(Data entries)
□ □ □
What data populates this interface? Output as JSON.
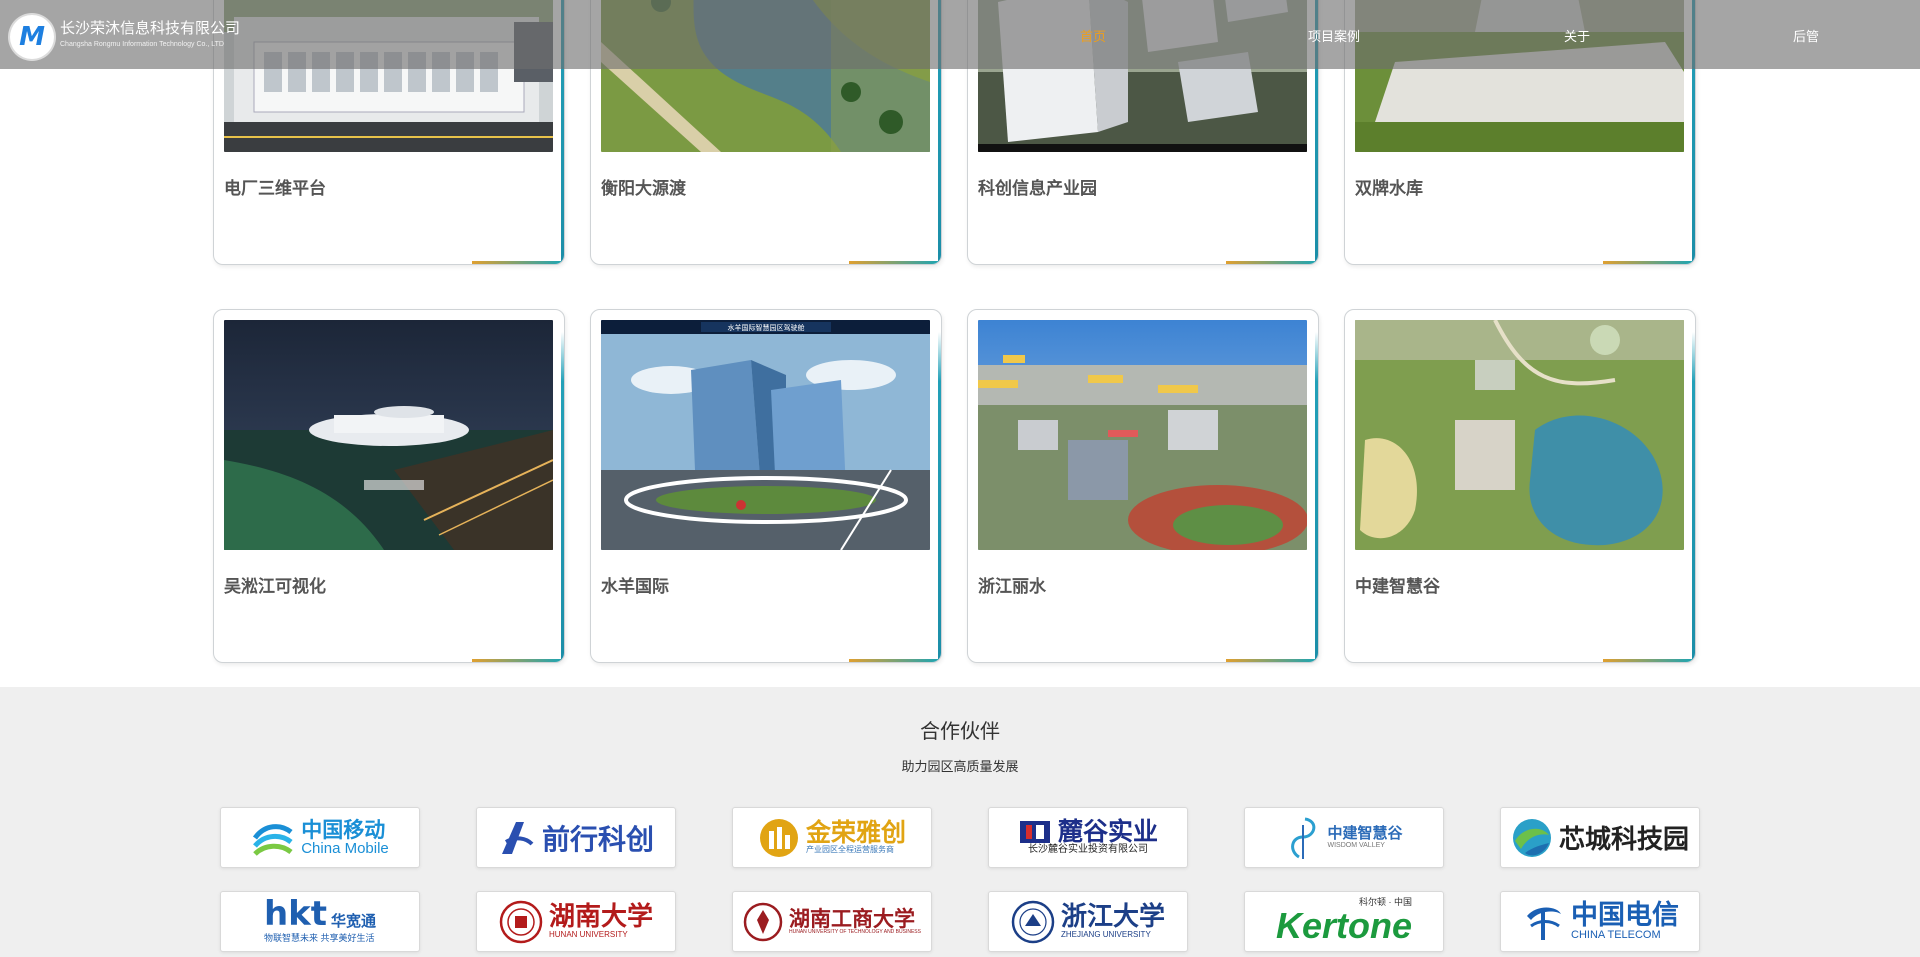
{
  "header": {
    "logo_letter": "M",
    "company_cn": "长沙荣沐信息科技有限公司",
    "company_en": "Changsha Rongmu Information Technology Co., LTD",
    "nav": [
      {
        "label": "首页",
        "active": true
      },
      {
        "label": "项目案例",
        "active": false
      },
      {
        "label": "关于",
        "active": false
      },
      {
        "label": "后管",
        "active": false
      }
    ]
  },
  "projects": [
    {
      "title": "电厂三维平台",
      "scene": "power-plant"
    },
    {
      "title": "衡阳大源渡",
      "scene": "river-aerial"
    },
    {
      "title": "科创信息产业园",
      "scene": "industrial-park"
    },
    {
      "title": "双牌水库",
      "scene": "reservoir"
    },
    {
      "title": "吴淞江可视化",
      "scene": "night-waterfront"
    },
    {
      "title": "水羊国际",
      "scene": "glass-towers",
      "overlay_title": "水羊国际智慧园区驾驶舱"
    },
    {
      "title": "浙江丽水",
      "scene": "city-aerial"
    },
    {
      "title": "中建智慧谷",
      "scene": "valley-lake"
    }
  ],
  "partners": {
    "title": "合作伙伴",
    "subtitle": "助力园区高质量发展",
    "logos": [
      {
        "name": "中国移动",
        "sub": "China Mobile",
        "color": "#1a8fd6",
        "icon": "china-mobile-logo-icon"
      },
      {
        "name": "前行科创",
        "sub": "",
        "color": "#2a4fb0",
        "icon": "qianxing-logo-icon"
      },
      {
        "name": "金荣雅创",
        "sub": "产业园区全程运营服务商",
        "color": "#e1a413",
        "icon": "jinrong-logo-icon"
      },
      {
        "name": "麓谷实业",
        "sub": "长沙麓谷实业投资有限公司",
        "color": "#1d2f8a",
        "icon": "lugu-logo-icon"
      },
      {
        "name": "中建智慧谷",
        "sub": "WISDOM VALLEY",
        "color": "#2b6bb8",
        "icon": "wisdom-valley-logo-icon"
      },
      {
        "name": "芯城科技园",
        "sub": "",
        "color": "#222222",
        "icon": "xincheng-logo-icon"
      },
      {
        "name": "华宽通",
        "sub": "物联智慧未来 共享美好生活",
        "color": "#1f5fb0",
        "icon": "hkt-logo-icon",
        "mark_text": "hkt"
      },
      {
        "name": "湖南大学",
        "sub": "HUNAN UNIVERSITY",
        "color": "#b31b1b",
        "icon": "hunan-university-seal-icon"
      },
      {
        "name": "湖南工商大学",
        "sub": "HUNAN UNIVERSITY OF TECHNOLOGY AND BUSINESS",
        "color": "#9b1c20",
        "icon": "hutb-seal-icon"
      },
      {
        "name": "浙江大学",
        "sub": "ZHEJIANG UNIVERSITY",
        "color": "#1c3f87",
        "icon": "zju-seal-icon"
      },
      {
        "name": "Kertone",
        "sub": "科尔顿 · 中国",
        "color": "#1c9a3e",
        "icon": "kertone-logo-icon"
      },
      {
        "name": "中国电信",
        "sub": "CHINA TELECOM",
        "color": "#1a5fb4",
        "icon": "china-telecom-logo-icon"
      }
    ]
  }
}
□ □ □
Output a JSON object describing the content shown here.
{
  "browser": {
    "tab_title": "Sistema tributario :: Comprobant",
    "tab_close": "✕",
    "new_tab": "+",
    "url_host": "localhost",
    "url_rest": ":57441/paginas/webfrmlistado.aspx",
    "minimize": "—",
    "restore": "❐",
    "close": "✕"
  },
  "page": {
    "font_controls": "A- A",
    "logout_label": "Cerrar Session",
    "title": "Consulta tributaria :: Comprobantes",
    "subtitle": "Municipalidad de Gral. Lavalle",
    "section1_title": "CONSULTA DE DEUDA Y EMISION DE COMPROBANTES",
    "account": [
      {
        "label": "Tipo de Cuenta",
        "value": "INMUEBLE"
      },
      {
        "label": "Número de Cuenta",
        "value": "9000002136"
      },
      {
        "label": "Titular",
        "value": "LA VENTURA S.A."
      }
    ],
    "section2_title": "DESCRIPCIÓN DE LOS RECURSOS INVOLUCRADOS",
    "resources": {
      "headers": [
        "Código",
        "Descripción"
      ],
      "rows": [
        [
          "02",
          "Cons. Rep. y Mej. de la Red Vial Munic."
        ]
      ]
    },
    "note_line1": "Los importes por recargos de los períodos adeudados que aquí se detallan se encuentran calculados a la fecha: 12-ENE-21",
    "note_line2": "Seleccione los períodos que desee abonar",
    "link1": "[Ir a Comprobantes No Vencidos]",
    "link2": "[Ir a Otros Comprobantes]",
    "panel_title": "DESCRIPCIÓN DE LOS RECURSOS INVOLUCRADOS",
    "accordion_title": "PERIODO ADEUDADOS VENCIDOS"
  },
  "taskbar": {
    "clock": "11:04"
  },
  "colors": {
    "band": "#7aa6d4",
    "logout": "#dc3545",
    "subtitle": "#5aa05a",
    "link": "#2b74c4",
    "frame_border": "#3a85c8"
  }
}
□ □ □
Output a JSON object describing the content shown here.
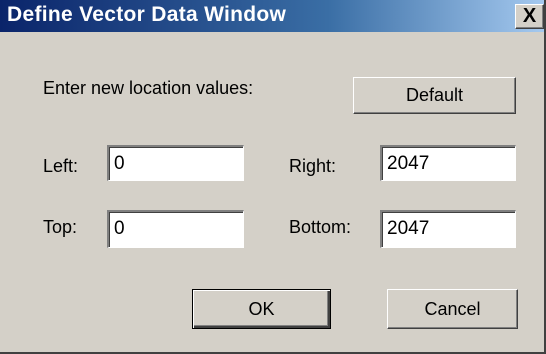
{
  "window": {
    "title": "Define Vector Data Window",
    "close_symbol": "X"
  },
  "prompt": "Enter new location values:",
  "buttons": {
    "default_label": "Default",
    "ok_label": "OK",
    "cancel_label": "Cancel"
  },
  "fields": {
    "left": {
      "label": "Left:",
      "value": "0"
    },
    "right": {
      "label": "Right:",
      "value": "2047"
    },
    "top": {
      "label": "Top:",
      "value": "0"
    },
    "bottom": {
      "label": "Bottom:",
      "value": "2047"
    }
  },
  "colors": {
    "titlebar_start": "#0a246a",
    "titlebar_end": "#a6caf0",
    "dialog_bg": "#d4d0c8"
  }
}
□ □ □
[PROBLEM REQUIREMENTS]: Gather all the lines that include the word "períodos" and copy them out.

[CORRECT ANSWER]:
    "note_line1": "Los importes por recargos de los períodos adeudados que aquí se detallan se encuentran calculados a la fecha: 12-ENE-21",
    "note_line2": "Seleccione los períodos que desee abonar",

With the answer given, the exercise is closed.